Copy every line in the records below that contains the word "revenue".

____________

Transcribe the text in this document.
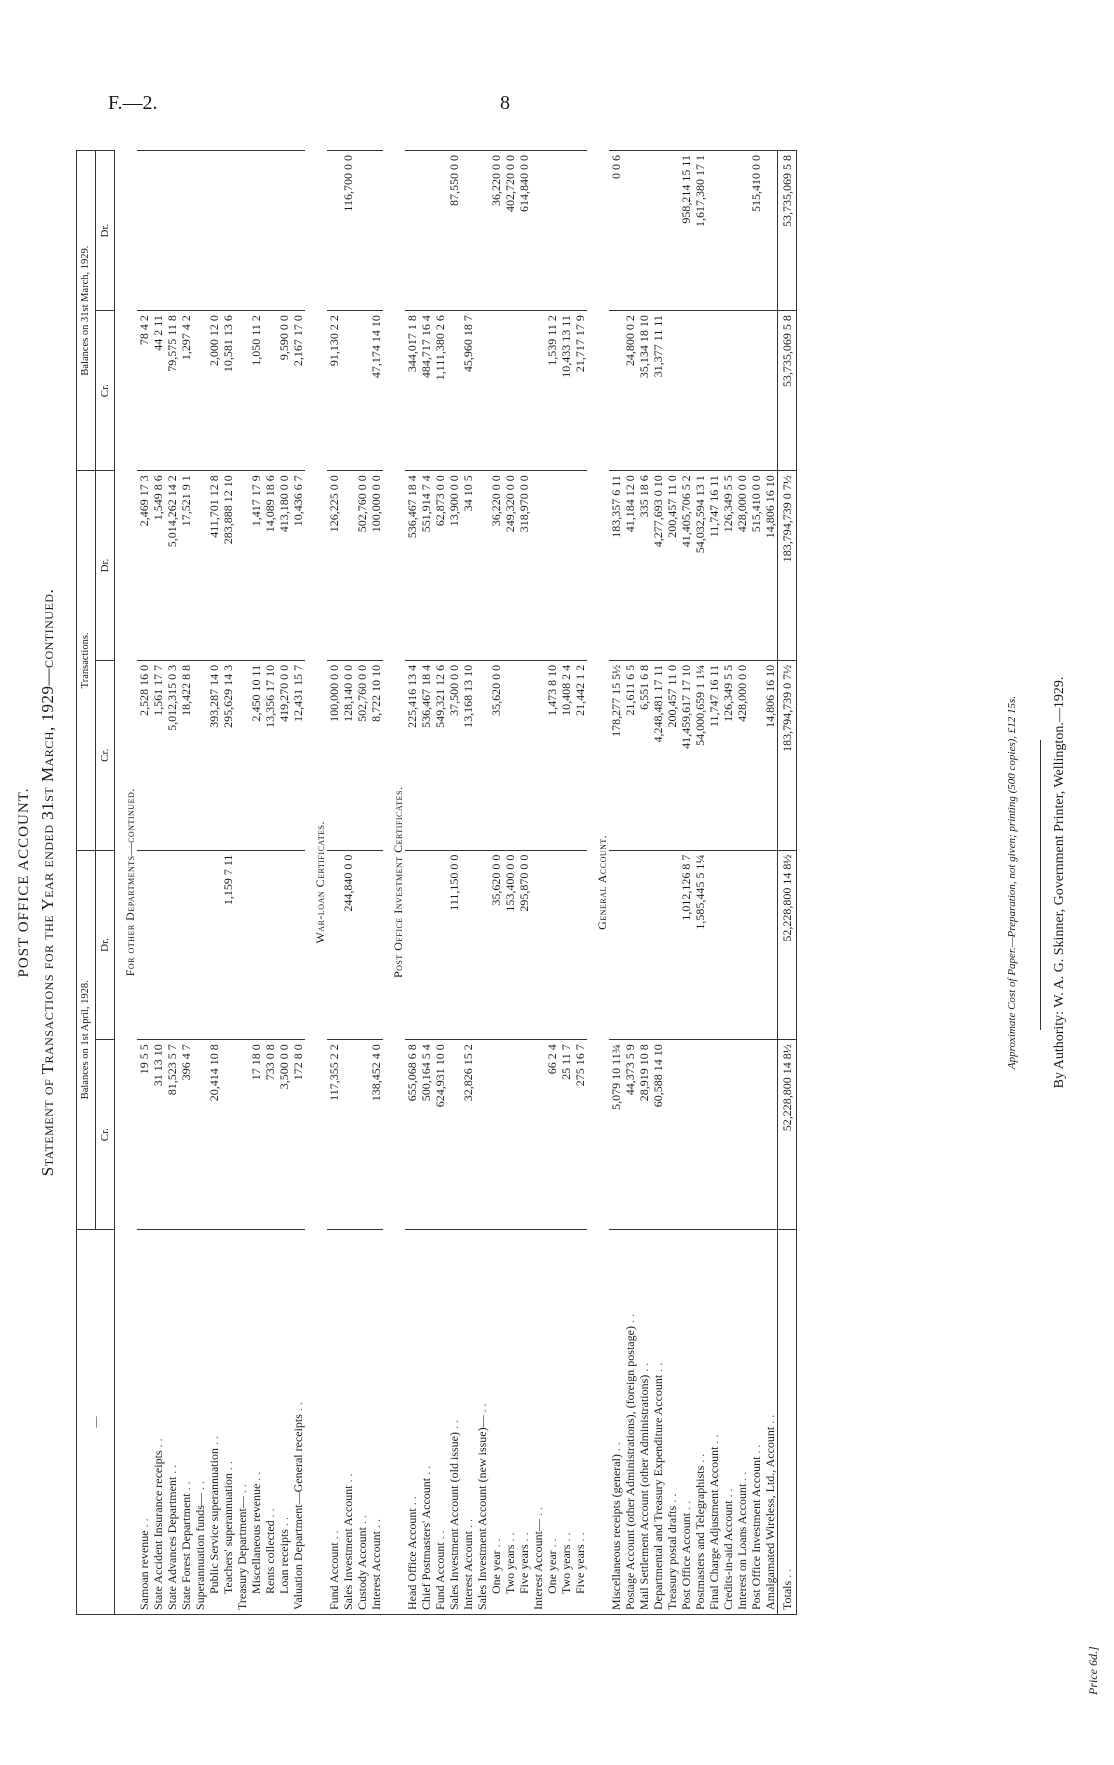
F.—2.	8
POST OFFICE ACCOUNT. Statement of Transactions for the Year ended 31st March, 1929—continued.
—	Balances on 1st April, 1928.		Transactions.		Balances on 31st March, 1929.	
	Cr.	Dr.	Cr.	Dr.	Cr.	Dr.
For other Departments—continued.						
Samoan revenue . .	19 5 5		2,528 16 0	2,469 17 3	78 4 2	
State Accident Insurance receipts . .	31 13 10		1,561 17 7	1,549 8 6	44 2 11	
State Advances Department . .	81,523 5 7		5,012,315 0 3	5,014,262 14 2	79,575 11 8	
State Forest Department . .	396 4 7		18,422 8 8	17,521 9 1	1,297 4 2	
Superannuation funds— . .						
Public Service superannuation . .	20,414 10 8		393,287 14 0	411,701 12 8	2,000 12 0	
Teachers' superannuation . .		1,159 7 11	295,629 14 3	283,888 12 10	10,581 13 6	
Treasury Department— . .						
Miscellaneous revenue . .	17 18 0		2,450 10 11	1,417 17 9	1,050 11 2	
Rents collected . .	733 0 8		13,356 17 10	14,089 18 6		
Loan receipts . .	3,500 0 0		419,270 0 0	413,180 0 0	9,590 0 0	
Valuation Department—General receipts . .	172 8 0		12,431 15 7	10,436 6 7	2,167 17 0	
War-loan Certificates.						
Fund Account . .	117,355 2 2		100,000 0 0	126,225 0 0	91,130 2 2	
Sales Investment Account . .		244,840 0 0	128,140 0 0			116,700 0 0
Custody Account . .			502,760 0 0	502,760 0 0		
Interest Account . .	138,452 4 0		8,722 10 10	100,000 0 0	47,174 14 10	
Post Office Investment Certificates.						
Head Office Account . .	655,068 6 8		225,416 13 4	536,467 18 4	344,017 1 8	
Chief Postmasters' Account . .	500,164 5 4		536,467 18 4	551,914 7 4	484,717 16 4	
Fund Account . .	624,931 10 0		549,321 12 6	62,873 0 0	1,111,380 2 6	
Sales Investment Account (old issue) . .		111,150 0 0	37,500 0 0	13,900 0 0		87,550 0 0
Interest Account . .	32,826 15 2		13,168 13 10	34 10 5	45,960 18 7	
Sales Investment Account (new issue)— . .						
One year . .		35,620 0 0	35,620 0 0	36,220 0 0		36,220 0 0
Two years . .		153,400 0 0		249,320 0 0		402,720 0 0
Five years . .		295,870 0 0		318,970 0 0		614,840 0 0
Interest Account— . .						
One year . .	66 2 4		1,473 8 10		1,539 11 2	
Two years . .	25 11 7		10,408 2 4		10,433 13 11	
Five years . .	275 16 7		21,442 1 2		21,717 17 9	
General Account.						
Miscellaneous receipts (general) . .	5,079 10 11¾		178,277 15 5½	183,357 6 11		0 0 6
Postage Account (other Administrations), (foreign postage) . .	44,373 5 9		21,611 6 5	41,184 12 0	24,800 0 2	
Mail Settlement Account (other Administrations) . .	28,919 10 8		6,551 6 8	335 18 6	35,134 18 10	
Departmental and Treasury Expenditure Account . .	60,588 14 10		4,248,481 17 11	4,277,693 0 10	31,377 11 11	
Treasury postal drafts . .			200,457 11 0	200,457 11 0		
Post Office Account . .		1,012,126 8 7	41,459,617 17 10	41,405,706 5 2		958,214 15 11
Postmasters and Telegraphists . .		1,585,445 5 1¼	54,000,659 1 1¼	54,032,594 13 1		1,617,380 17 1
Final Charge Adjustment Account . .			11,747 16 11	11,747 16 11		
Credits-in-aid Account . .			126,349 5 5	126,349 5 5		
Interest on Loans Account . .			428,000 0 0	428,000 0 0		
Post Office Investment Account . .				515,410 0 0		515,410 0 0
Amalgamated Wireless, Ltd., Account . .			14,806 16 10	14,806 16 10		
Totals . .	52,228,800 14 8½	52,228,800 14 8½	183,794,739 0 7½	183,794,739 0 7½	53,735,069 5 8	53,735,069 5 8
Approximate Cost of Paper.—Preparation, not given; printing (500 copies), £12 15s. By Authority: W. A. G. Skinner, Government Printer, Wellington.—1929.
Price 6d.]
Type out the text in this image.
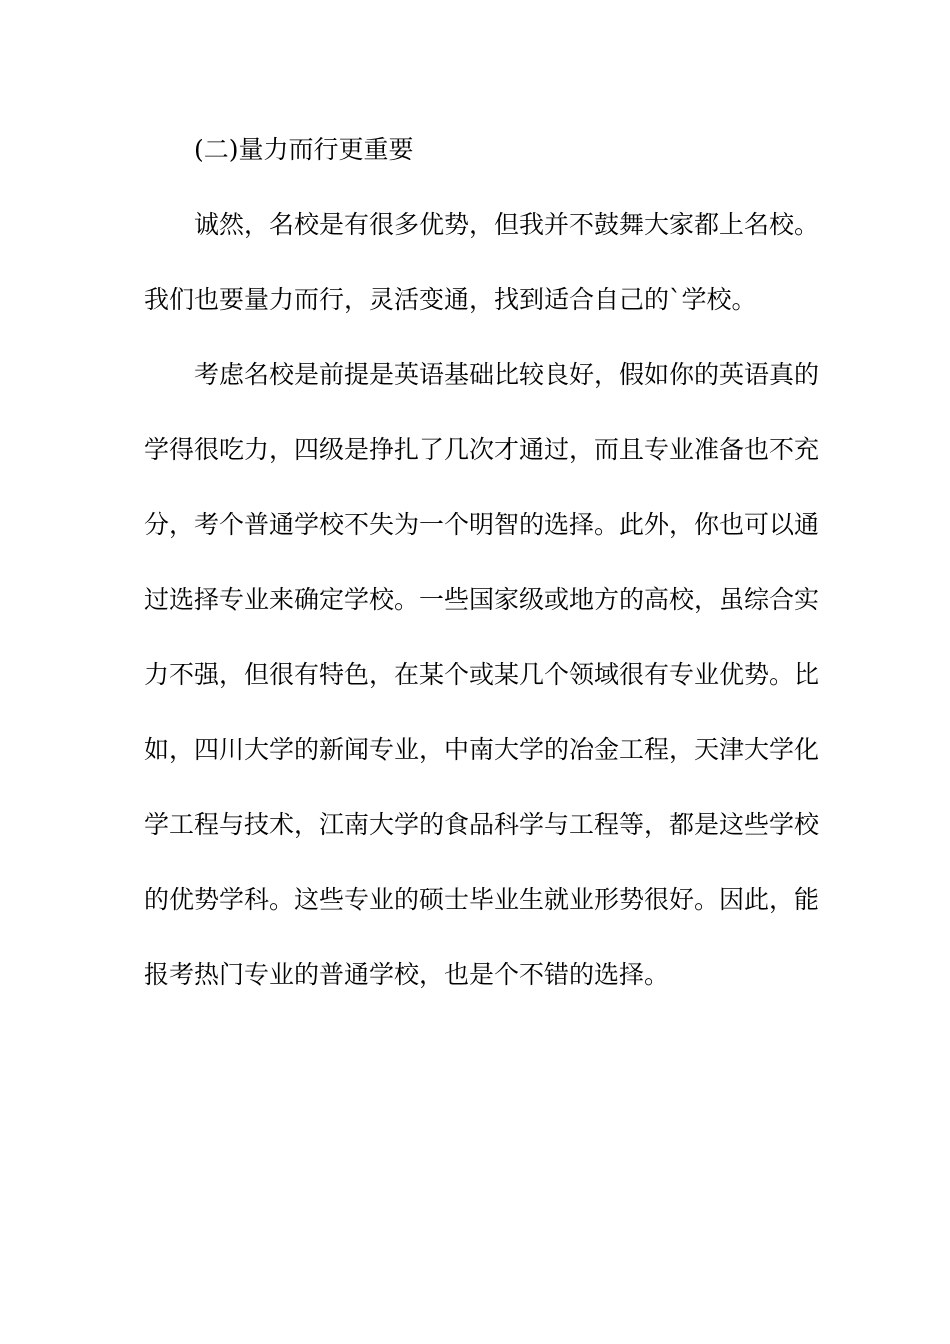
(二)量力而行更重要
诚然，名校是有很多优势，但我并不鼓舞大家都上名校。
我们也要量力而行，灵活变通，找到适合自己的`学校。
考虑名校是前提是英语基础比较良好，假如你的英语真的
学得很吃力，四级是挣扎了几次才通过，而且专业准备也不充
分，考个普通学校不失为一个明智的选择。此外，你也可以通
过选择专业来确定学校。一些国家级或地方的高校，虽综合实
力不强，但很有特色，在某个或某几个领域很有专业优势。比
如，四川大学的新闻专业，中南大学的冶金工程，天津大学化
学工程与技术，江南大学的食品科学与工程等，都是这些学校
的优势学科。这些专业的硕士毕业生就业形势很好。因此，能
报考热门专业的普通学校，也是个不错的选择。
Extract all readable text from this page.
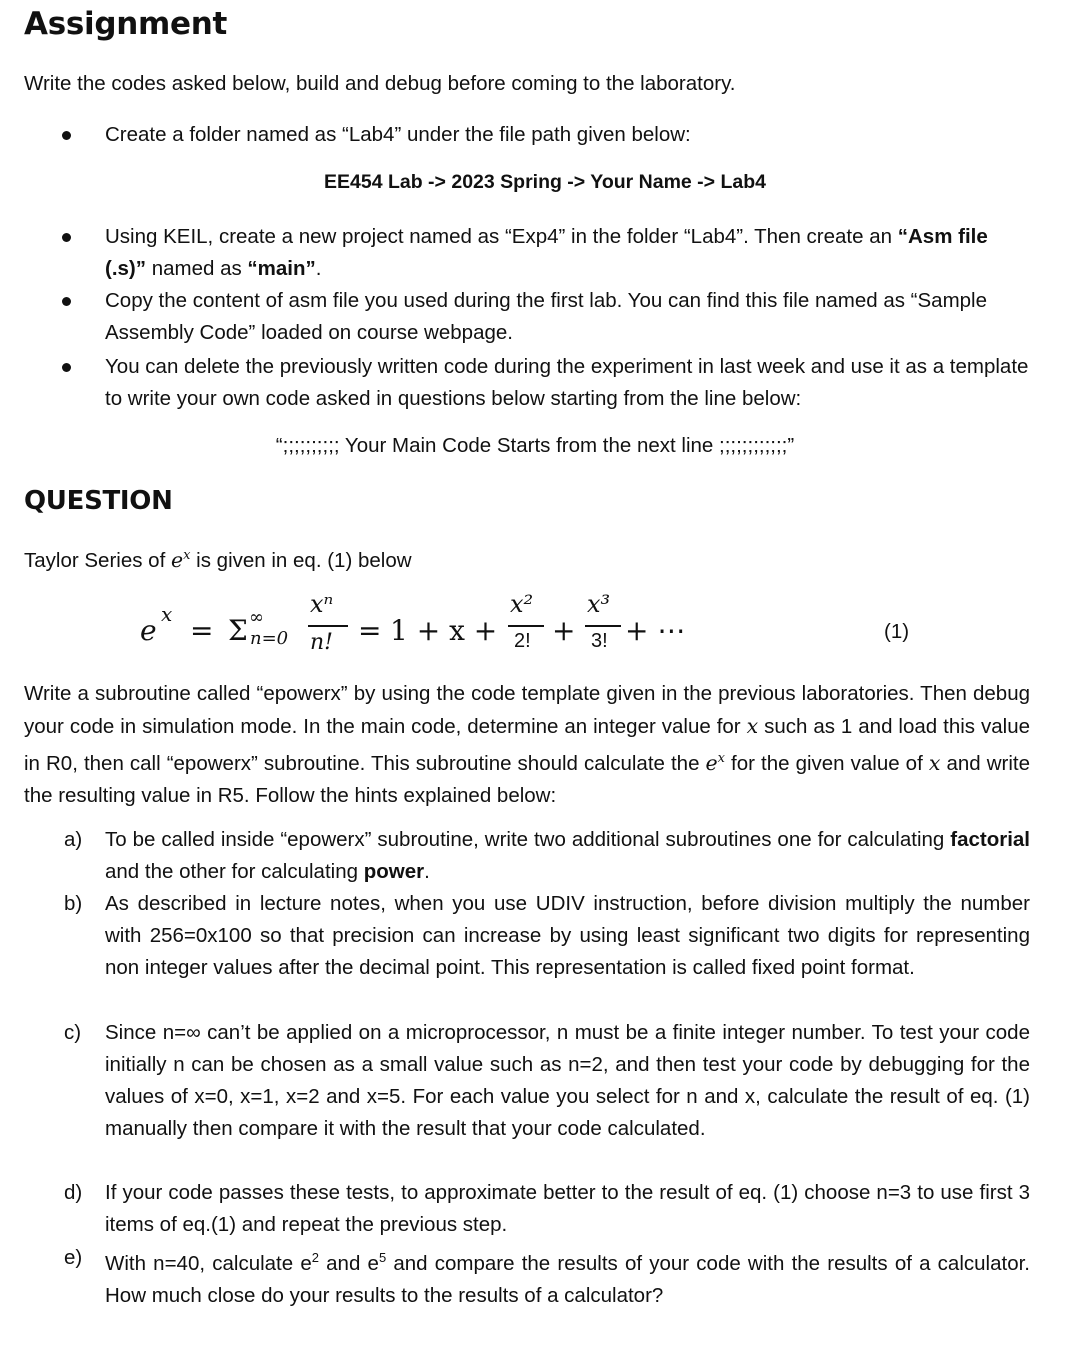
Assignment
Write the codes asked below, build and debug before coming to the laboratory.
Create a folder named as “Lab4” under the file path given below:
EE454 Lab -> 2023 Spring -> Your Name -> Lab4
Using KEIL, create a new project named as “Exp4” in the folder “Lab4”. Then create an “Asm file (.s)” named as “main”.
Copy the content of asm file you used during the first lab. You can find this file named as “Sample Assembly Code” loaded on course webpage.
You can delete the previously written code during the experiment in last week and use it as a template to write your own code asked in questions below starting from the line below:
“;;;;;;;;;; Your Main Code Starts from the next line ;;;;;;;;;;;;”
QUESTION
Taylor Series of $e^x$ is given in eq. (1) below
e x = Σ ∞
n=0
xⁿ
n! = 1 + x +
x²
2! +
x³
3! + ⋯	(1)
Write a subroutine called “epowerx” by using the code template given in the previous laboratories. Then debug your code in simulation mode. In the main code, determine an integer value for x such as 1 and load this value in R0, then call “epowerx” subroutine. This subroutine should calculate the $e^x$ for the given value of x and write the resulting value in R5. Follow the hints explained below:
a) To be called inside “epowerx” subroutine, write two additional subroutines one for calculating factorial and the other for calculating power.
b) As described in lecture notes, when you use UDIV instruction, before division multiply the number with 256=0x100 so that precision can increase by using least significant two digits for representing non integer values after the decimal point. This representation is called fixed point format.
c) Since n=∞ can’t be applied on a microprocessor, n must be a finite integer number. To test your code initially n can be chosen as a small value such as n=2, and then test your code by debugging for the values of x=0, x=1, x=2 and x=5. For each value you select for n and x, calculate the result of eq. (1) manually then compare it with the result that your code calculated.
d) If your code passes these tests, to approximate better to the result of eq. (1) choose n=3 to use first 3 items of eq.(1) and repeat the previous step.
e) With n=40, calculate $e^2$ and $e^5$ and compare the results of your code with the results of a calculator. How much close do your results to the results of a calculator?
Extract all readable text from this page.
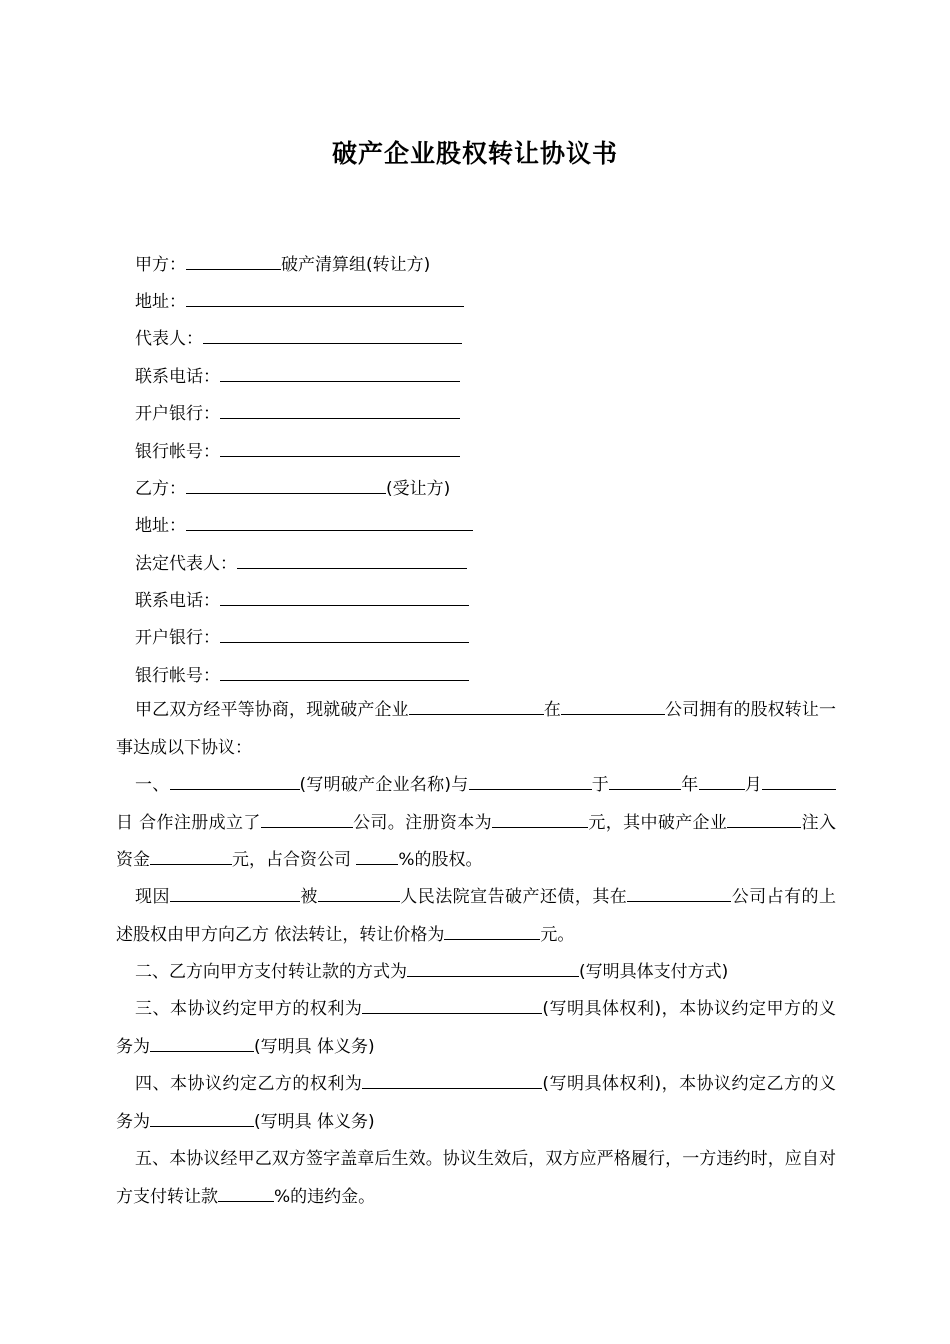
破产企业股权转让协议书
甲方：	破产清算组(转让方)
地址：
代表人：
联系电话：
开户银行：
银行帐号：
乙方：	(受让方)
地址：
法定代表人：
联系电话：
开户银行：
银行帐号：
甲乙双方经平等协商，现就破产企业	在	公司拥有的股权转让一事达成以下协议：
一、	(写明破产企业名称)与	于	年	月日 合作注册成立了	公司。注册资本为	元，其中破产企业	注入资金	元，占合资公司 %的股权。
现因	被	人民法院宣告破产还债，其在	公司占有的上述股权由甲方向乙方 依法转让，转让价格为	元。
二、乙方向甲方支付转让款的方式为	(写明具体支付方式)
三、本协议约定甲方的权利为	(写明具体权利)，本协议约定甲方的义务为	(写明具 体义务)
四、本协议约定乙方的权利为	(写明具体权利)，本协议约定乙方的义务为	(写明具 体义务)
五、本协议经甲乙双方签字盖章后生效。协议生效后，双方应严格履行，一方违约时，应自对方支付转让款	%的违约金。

____________

▶ _COMPLETE OUTPUT_
Samoan revenue . .	19 5 5		2,528 16 0	2,469 17 3	78 4 2	
Miscellaneous revenue . .	17 18 0		2,450 10 11	1,417 17 9	1,050 11 2	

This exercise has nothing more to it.